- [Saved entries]
-- begin --

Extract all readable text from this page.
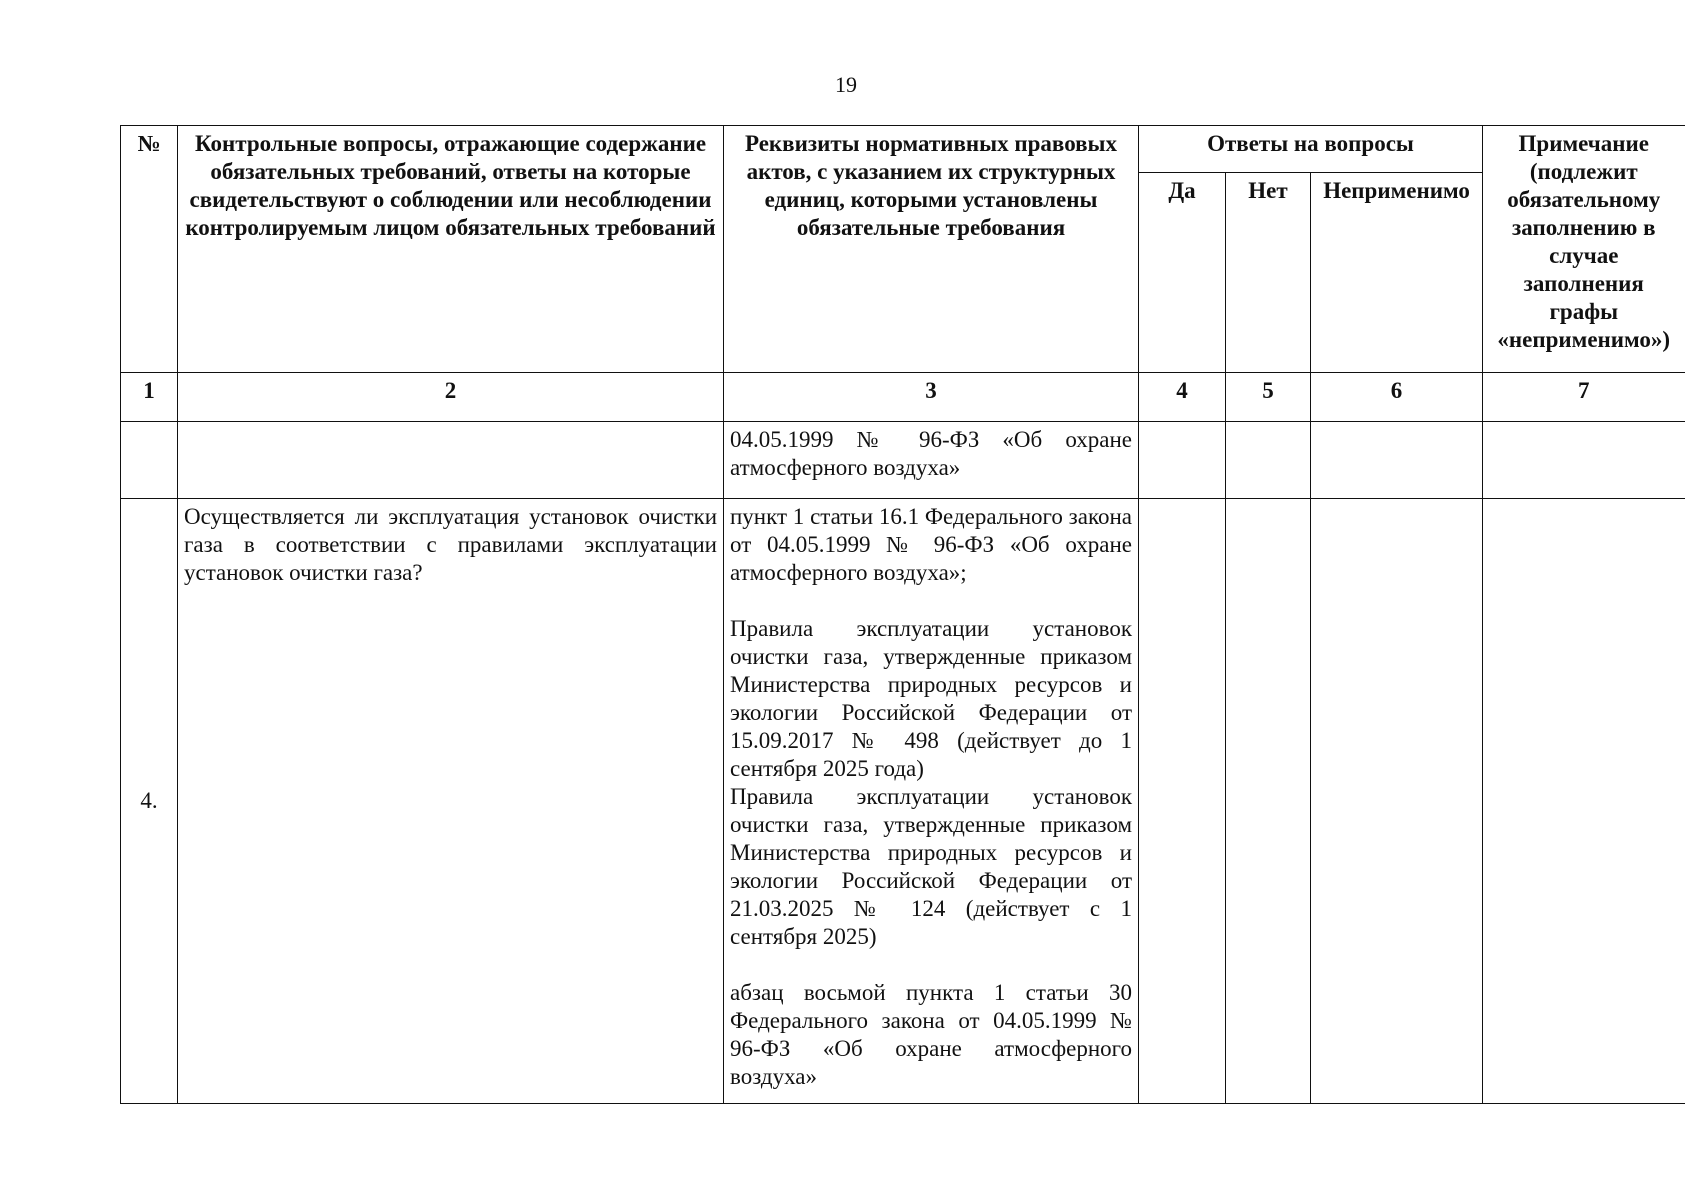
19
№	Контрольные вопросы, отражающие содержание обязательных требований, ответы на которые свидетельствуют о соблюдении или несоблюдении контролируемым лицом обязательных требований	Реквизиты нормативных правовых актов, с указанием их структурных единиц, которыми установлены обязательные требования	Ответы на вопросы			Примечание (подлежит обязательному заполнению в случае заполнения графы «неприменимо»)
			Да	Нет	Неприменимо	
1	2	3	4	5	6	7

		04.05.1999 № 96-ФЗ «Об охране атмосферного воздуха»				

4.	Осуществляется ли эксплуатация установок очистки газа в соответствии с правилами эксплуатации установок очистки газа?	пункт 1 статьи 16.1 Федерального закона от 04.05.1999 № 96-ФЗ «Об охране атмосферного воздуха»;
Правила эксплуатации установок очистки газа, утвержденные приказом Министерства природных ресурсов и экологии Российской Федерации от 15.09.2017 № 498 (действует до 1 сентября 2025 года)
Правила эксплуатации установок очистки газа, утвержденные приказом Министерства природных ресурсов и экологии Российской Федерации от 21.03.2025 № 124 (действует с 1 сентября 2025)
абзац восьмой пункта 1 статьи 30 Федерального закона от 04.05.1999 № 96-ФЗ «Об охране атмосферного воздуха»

-- end --

- [TASK BRIEF]
Quote the full listing above word for word; exclude every picture from the copy.

- [SOLUTION]
Extract all readable text from this page.
19
№	Контрольные вопросы, отражающие содержание обязательных требований, ответы на которые свидетельствуют о соблюдении или несоблюдении контролируемым лицом обязательных требований	Реквизиты нормативных правовых актов, с указанием их структурных единиц, которыми установлены обязательные требования	Ответы на вопросы			Примечание (подлежит обязательному заполнению в случае заполнения графы «неприменимо»)
			Да	Нет	Неприменимо	
1	2	3	4	5	6	7

		04.05.1999 № 96-ФЗ «Об охране атмосферного воздуха»				

4.	Осуществляется ли эксплуатация установок очистки газа в соответствии с правилами эксплуатации установок очистки газа?	пункт 1 статьи 16.1 Федерального закона от 04.05.1999 № 96-ФЗ «Об охране атмосферного воздуха»;
Правила эксплуатации установок очистки газа, утвержденные приказом Министерства природных ресурсов и экологии Российской Федерации от 15.09.2017 № 498 (действует до 1 сентября 2025 года)
Правила эксплуатации установок очистки газа, утвержденные приказом Министерства природных ресурсов и экологии Российской Федерации от 21.03.2025 № 124 (действует с 1 сентября 2025)
абзац восьмой пункта 1 статьи 30 Федерального закона от 04.05.1999 № 96-ФЗ «Об охране атмосферного воздуха»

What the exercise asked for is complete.